涉及一种基于具有手性特质的材料的手性化合物检测系统,包括:基底材料;以及光谱仪,其中,基底材料由具有手性特质的材料构成,用于载置手性化合物的待测样品;光谱仪的光源和检测光均为非偏振光。还涉及一种同样基于具有手性特质的材料的手性化合物检测系统,包括:第一基底材料,用于进行定性定量时作为基底材料;第二基底材料,用于进行含量比例检测时作为基底材料;以及光谱仪,用于对载置了待测样品的第一基底材料进行检测从而得到用于进行定性定量的第一检测谱图,以及对载置了待测样品的第二基底材料进行检测从而得到用于进行对映体含量比例检测的第二检测谱图,其中,第二基底材料由具有手性特质的材料构成。

Description

一种手性化合物的检测系统 技术领域
本发明涉及一种手性化合物的检测系统。
背景技术
手性化合物是指分子结构相同,但构型上互为镜像的一类化合物。在医药化工领域中,互为镜像的一对手性化合物之间通常具有不同的特性,例如,沙利度胺具有S和R两种互为镜像的对映体构型,其中R型具有中枢镇静作用,S型却具有强烈的致畸作用。因此,在涉及手性化合物的研发生产过程中,对映体之间的区分及含量检测是至关重要的步骤。
现有技术中,手性化合物的分析检测系统主要包括两类,即光谱类和色谱类。手性化合物的检测必须通过手性结构对手性结构的匹配来进行识别性区别。光谱法采用的是手性化合物对手性圆偏振光的识别,色谱法采用的是手性固定相对手性化合物的识别。光谱类检测系统多利用手性化合物的旋光性和圆二色性(即,分别为让偏振光发生偏转的特性和与左右圆偏振光发生不同的相互作用特性)实现,其无法检测外消旋体,且后者容易受到左右圆偏振光切换过程中所产生的线偏振光的干扰,无法检测无发色基团的分子。色谱类检测系统主要依赖于色谱柱填料对不同构型手性化合物吸附能力的不同而进行分离及含量检测,然而,色谱类系统能够应用的范围有限,常用的手性色谱柱仅能应用于一部分符合其吸附特性的手性化合物,对分子量过大、分子量过小或没有极性的化合物都无法进行检测。
另外,上述现有检测系统中,光谱类检测系统的设备较复杂,几乎不具便携性,而色谱类系统的设备需要包含流动相装置和检测装置等,也不具有便携性,因此,现有的手性化合物检测需要在实验室进行,无法实现待测样品的现场检测。
发明内容
为解决上述问题,本发明的发明人针对手性识别的特性进行了研究,发现手性识别和检测具有如下特性:具有手性特质的材料与手性化合物发生相互作用时,由于其电磁场具有的手性特质,单手性材料对不同对映异构体的手性化合物产生的相互作用具有不同的强度。不仅如此,发明人还发现,这种相互作用强度的不同可以通过材料和化合物的光学性质进行表征,并且其相互作用强度与被测手性化合物体系中对映异构体的含量比例(ee值)线性相关。因此,根据手性材料与手性化合物的相互作用在光学性质上的表现即可推算出其含量比例,从而实现手性化合物的检测。

## 待完成任务
a) 将节选文本中以"另外,上述现有检测系统中"开头的那一段改写得更简洁,保留其主要事实。
b) 请逐字照录节选文本中介于"Description"和"无法实现待测样品的现场检测。"之间的内容,首尾两处文字均包括在内。
c) 按节选文本所述,沙利度胺的哪种构型具有中枢镇静作用?
下列条目是另一份独立的材料。

(元素与区域列表)

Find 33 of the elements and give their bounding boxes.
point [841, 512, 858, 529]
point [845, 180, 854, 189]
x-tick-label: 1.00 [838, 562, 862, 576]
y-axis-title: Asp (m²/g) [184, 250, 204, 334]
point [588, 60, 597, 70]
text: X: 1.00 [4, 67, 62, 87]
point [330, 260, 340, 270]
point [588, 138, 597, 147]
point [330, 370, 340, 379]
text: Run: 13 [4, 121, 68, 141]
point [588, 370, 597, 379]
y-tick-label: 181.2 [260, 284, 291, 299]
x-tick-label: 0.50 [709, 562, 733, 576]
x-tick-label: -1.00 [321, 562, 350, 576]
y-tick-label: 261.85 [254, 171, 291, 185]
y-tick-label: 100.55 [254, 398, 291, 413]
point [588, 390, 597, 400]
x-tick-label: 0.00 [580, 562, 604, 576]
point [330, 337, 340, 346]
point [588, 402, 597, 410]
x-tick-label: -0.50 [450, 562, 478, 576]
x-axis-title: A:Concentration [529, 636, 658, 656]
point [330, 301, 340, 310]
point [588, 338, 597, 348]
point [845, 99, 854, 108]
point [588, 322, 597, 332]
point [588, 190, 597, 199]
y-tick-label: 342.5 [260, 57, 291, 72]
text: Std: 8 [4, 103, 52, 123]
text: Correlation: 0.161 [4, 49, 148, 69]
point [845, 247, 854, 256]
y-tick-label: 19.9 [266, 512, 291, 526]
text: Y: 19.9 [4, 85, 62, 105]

## 任务答案
a) 现有光谱类检测系统设备较复杂,几乎不具便携性。色谱类系统需包含流动相装置和检测装置等,也不便携。因此,现有手性化合物检测须在实验室进行,无法对待测样品做现场检测。

b)
Description

一种手性化合物的检测系统 技术领域
本发明涉及一种手性化合物的检测系统。
背景技术
手性化合物是指分子结构相同,但构型上互为镜像的一类化合物。在医药化工领域中,互为镜像的一对手性化合物之间通常具有不同的特性,例如,沙利度胺具有S和R两种互为镜像的对映体构型,其中R型具有中枢镇静作用,S型却具有强烈的致畸作用。因此,在涉及手性化合物的研发生产过程中,对映体之间的区分及含量检测是至关重要的步骤。
现有技术中,手性化合物的分析检测系统主要包括两类,即光谱类和色谱类。手性化合物的检测必须通过手性结构对手性结构的匹配来进行识别性区别。光谱法采用的是手性化合物对手性圆偏振光的识别,色谱法采用的是手性固定相对手性化合物的识别。光谱类检测系统多利用手性化合物的旋光性和圆二色性(即,分别为让偏振光发生偏转的特性和与左右圆偏振光发生不同的相互作用特性)实现,其无法检测外消旋体,且后者容易受到左右圆偏振光切换过程中所产生的线偏振光的干扰,无法检测无发色基团的分子。色谱类检测系统主要依赖于色谱柱填料对不同构型手性化合物吸附能力的不同而进行分离及含量检测,然而,色谱类系统能够应用的范围有限,常用的手性色谱柱仅能应用于一部分符合其吸附特性的手性化合物,对分子量过大、分子量过小或没有极性的化合物都无法进行检测。
另外,上述现有检测系统中,光谱类检测系统的设备较复杂,几乎不具便携性,而色谱类系统的设备需要包含流动相装置和检测装置等,也不具有便携性,因此,现有的手性化合物检测需要在实验室进行,无法实现待测样品的现场检测。

c) R型。